___ PROVIDED MATERIAL
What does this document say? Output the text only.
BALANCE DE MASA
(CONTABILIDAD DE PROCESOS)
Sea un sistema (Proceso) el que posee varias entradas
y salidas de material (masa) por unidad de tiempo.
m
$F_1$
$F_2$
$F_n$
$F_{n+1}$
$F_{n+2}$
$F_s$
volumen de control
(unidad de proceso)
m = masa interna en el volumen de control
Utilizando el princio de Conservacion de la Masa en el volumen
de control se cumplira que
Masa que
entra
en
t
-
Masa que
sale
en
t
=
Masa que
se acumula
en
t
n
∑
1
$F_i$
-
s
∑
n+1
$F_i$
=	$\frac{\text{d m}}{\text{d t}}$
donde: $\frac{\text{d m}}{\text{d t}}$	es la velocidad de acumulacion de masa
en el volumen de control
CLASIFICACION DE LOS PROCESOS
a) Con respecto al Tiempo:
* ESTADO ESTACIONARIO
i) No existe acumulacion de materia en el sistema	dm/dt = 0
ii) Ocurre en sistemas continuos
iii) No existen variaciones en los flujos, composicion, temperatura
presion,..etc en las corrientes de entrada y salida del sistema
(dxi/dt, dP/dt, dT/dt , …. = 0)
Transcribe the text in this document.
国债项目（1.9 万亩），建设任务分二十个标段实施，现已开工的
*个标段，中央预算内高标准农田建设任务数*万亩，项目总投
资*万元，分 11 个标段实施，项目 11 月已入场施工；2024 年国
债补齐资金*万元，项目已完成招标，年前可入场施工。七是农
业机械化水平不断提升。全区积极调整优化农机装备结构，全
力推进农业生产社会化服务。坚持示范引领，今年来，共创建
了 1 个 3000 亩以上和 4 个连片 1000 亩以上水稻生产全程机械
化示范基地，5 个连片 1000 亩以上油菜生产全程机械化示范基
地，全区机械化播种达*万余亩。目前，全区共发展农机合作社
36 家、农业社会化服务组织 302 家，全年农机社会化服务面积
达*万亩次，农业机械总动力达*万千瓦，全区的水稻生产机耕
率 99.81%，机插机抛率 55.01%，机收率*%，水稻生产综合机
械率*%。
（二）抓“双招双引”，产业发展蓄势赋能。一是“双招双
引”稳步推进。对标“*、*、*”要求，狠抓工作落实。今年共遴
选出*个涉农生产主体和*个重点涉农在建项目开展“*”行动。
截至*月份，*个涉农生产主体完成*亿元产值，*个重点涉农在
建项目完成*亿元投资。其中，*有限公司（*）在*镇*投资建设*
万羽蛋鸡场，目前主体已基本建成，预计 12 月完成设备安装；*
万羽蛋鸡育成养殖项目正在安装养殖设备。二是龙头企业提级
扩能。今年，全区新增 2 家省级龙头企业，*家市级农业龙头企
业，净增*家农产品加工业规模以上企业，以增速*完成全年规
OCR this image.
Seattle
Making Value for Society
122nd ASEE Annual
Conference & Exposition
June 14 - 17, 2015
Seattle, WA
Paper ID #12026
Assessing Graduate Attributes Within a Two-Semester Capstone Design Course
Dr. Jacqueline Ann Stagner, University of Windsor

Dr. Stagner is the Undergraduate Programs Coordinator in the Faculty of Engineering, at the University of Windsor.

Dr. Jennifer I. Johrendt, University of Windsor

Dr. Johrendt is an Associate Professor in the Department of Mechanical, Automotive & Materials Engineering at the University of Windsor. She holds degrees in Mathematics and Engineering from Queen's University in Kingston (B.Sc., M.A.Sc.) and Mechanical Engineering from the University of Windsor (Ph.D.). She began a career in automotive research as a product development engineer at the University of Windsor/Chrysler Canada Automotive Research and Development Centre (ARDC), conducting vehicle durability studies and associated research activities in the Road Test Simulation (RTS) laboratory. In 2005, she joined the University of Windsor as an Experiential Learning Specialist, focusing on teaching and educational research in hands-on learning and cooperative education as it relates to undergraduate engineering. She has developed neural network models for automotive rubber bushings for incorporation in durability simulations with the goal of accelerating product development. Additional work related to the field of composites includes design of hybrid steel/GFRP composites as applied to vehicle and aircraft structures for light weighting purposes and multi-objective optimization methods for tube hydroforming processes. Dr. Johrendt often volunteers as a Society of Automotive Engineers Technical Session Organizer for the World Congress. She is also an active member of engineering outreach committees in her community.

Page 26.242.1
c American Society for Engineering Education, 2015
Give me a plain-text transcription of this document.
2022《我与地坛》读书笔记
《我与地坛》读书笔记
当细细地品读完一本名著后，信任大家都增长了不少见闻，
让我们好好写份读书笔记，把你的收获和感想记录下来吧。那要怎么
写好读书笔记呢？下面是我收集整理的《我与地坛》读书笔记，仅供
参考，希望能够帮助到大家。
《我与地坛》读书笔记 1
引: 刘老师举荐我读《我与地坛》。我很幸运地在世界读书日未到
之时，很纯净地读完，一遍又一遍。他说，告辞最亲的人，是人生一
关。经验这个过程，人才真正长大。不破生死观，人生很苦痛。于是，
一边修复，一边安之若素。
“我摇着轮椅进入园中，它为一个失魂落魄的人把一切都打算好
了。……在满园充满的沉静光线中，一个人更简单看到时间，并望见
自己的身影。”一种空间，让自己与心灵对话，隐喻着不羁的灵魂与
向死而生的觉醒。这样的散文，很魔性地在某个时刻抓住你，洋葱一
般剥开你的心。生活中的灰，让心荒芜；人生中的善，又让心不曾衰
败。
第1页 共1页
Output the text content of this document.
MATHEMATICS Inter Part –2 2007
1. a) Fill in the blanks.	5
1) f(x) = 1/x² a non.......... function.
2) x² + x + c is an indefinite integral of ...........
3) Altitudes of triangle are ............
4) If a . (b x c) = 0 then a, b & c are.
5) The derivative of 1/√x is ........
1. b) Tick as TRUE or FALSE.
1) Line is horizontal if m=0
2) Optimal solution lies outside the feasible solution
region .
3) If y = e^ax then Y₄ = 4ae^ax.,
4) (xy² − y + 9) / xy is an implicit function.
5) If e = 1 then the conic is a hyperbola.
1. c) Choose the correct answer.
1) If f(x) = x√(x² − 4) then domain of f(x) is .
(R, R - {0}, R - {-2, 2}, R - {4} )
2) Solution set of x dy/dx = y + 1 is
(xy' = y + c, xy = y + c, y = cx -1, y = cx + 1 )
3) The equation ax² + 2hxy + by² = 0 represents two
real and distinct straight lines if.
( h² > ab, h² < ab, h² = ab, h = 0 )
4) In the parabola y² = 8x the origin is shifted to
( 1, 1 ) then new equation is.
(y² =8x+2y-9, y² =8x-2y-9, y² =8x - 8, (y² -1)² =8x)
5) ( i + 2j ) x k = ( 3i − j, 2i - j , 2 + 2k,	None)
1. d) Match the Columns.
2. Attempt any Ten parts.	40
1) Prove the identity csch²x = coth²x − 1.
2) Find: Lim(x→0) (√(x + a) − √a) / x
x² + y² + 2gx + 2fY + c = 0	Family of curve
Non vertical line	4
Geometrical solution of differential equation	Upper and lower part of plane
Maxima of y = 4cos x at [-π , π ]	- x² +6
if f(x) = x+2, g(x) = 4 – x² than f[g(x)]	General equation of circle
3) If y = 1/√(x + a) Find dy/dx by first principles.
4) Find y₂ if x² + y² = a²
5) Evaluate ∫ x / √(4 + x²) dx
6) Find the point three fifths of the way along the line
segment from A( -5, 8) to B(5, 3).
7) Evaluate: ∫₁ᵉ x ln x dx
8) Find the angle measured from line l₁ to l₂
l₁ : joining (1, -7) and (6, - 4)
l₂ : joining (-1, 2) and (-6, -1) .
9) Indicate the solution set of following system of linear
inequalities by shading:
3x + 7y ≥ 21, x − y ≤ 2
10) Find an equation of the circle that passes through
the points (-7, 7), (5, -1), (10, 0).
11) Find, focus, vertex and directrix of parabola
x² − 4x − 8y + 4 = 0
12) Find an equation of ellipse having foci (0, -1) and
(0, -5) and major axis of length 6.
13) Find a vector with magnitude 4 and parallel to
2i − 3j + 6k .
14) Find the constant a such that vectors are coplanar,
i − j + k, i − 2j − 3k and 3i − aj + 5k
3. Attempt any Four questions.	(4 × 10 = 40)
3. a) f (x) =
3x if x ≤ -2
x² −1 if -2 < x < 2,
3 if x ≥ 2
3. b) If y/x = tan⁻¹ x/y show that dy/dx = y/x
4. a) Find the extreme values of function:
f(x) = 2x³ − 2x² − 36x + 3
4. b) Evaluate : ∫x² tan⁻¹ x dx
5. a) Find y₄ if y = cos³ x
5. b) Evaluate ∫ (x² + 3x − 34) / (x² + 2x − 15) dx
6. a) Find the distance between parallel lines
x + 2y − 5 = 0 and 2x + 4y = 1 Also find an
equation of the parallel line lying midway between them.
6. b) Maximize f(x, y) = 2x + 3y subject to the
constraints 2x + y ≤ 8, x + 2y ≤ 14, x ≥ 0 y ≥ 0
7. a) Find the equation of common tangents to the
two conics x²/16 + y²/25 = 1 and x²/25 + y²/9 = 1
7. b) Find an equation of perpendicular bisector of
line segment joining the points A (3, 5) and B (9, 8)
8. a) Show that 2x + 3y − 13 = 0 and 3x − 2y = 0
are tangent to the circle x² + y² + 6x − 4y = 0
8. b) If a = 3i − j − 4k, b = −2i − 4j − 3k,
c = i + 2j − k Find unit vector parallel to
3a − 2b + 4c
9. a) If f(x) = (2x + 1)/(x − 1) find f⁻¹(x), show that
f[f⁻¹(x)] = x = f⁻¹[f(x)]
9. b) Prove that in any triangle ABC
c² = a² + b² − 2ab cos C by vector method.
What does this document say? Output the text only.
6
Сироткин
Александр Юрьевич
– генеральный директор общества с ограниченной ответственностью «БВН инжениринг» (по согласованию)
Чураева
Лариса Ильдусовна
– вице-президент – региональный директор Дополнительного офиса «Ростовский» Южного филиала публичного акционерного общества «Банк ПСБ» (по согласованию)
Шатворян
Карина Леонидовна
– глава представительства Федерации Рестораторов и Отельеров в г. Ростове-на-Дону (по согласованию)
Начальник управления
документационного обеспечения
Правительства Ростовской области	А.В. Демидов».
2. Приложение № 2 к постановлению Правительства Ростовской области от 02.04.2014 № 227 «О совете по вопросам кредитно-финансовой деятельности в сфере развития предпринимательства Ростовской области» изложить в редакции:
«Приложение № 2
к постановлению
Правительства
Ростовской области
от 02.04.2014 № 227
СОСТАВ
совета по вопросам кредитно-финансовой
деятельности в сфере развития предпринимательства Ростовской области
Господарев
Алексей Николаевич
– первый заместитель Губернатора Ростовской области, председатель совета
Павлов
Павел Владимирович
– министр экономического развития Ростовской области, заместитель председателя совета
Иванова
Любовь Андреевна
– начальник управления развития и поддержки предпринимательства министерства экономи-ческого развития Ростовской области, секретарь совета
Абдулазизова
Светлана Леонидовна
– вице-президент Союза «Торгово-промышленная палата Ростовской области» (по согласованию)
______
SET TASK ->
Where a line holds "equation", copy it out.

EXERCISE RESPONSE ->
3) The equation ax² + 2hxy + by² = 0 represents two
( 1, 1 ) then new equation is.
Geometrical solution of differential equation	Upper and lower part of plane
if f(x) = x+2, g(x) = 4 – x² than f[g(x)]	General equation of circle
10) Find an equation of the circle that passes through
12) Find an equation of ellipse having foci (0, -1) and
equation of the parallel line lying midway between them.
7. a) Find the equation of common tangents to the
7. b) Find an equation of perpendicular bisector of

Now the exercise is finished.